— START —

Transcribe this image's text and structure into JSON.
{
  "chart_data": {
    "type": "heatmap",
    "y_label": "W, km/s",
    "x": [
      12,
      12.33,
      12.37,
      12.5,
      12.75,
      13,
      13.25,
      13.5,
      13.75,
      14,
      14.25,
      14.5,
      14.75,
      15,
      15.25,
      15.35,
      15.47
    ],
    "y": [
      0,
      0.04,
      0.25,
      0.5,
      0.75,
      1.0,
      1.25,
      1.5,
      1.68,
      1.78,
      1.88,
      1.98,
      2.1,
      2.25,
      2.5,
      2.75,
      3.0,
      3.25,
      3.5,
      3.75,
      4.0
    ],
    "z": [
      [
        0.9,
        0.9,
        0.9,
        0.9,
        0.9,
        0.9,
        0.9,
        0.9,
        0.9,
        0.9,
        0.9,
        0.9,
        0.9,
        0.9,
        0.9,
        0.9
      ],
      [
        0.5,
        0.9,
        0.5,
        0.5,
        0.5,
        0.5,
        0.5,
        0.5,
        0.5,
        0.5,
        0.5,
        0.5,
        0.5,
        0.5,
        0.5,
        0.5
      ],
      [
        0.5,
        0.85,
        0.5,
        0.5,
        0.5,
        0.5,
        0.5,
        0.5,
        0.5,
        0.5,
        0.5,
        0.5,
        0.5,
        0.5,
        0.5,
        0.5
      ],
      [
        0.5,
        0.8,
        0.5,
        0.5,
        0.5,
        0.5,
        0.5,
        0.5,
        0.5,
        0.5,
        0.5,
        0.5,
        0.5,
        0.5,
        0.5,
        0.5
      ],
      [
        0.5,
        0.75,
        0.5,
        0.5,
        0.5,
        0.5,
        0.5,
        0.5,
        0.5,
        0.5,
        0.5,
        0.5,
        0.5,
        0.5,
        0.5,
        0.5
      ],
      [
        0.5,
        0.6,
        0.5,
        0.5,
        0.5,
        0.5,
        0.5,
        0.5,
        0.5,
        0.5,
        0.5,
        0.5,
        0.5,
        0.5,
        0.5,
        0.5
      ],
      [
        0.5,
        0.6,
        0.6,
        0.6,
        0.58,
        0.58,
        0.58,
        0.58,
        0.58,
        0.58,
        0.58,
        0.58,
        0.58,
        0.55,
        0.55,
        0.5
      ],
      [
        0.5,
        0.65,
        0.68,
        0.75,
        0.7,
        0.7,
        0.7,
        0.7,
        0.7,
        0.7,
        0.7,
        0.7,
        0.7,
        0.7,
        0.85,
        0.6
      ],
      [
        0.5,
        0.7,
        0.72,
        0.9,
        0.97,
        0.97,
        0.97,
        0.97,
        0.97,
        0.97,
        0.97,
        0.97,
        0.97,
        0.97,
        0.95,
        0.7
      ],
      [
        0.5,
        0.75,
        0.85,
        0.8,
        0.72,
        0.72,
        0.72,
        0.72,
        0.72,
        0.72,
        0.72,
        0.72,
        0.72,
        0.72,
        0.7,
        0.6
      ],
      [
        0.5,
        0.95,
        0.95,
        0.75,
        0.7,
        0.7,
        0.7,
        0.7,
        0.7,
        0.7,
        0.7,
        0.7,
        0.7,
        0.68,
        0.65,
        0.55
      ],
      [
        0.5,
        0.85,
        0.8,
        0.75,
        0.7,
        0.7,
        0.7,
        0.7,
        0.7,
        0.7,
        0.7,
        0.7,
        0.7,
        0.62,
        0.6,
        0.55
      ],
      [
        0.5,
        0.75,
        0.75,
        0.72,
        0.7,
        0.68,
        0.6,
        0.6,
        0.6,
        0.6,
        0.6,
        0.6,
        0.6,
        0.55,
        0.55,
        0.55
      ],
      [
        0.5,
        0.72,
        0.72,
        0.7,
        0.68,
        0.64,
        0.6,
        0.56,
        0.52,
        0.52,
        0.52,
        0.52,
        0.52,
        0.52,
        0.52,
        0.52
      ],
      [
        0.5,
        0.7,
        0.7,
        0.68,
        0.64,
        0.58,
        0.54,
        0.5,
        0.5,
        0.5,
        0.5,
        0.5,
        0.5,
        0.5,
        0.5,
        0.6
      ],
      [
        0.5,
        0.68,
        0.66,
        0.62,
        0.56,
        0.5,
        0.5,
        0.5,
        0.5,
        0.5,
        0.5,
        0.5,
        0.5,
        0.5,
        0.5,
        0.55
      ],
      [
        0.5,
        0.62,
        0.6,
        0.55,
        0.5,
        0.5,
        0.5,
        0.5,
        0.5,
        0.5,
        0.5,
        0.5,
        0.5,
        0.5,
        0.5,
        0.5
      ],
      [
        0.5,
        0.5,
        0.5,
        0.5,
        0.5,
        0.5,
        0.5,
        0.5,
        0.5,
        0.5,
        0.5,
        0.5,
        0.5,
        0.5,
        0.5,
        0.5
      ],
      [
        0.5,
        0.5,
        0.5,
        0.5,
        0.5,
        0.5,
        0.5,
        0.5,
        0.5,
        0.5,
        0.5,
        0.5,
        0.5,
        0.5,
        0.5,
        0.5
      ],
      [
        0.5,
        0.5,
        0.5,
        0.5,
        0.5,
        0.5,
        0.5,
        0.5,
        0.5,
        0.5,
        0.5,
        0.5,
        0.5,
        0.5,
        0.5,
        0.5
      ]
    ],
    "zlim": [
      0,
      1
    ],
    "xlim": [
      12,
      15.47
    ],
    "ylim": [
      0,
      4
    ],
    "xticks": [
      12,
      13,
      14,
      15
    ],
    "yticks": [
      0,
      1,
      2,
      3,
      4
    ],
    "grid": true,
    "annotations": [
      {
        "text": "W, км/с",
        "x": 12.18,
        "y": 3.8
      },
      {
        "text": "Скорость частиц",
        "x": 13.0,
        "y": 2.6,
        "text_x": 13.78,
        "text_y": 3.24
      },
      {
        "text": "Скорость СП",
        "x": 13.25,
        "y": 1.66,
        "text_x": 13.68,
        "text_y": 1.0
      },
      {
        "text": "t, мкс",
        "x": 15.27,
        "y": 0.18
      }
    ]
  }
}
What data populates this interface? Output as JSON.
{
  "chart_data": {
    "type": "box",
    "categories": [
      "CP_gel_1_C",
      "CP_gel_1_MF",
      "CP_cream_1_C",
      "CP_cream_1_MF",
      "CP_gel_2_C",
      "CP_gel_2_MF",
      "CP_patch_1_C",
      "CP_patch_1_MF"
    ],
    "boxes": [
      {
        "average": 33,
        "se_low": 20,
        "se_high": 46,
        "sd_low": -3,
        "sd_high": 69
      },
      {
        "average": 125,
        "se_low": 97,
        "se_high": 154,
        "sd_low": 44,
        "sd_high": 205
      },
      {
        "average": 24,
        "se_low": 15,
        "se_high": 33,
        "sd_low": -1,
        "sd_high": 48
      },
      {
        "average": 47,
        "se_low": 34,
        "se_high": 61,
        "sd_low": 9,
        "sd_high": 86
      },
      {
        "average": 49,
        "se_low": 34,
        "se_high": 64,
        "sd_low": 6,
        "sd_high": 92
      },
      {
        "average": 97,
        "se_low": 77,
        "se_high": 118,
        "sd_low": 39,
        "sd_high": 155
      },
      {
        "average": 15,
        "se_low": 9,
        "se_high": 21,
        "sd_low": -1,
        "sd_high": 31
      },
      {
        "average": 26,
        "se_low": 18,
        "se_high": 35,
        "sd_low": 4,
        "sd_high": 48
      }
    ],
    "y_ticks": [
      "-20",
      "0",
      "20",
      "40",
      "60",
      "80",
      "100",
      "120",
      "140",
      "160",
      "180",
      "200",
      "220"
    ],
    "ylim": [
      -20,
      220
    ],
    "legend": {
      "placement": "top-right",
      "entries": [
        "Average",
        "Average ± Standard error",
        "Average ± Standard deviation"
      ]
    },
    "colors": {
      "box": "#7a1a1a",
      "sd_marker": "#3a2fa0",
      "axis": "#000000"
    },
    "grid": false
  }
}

— END —

## Task goal
Return every line of the preceding records in which the word "this" appears.

## The answer
Transcribe this image's text and structure into JSON.
What data populates this interface? Output as JSON.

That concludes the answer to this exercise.